Data records »
▬▬▬▬▬▬

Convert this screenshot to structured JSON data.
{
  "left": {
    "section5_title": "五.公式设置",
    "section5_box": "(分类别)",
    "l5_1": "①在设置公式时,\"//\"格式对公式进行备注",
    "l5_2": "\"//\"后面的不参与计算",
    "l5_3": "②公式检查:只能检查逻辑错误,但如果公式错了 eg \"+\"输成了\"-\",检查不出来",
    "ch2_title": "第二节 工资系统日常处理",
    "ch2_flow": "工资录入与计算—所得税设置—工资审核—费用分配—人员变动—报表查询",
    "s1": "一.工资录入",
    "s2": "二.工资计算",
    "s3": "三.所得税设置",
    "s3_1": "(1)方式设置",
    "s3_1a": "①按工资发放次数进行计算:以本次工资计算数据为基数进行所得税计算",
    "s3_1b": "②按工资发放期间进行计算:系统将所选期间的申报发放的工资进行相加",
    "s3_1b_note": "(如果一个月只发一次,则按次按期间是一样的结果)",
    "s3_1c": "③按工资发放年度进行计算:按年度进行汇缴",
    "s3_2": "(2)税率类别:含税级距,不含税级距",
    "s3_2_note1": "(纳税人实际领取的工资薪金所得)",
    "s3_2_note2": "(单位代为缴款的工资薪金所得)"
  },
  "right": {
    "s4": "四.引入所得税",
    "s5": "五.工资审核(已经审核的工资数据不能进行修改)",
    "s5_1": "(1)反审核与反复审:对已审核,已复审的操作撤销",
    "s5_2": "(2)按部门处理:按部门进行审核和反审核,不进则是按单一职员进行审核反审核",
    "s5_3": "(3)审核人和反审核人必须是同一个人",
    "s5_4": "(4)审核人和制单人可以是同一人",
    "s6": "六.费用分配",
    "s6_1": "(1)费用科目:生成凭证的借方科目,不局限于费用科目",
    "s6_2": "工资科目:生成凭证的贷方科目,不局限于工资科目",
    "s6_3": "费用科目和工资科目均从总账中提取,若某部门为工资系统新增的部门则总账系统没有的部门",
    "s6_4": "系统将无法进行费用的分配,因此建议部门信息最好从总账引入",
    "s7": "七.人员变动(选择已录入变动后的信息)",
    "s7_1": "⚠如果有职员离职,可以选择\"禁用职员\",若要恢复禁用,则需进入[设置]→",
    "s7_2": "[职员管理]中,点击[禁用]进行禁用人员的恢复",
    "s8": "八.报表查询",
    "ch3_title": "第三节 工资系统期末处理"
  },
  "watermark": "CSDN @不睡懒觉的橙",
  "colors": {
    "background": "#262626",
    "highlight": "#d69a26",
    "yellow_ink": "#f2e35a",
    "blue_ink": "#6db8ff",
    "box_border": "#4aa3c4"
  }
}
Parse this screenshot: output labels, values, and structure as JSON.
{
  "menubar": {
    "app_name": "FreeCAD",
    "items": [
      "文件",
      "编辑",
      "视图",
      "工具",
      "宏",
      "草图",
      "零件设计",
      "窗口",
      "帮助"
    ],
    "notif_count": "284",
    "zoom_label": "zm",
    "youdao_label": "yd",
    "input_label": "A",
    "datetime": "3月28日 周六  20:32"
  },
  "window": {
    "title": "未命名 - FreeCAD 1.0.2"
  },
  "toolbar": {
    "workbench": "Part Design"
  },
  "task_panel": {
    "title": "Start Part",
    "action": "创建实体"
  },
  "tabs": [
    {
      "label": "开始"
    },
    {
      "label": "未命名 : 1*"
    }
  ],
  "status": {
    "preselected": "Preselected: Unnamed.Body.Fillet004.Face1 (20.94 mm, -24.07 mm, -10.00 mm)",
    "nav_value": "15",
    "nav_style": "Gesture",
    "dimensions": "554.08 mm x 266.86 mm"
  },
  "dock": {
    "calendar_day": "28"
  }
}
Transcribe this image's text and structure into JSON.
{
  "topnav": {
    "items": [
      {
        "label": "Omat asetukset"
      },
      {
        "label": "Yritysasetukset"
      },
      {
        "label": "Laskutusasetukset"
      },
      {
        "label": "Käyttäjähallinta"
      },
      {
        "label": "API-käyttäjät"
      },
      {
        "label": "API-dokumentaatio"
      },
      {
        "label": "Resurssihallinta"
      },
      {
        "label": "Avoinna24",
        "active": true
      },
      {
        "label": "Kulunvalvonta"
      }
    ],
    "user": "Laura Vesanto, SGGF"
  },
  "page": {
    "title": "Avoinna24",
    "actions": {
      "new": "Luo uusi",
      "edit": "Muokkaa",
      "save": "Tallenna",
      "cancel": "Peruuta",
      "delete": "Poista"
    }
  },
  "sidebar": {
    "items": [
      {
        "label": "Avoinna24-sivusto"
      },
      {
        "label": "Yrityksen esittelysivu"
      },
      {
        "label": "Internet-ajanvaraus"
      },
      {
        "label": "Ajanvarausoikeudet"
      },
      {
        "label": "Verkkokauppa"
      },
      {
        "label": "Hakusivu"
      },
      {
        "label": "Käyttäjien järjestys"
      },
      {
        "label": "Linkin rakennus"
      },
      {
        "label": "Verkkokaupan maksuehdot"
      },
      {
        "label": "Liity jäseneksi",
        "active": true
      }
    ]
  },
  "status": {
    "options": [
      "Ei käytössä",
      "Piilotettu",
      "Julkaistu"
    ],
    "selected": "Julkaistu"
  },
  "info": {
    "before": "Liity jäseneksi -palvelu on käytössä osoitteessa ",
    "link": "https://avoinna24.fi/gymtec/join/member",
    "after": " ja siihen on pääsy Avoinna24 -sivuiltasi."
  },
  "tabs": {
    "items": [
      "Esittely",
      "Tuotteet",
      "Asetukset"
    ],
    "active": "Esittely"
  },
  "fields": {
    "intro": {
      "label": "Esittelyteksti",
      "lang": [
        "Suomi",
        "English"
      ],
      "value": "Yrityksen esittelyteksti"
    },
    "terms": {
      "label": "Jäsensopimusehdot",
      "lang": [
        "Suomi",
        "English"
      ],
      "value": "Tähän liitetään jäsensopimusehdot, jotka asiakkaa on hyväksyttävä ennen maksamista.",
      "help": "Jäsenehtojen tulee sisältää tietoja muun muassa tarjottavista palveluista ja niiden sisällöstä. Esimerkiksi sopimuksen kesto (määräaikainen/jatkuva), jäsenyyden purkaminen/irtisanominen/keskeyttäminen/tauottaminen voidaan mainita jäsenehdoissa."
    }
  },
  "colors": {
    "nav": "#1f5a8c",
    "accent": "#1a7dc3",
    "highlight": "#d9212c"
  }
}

▬▬▬▬▬▬

Task statement » How many lines in the listing above contain the string "FreeCAD"? Answer with the number only.

Solution » 2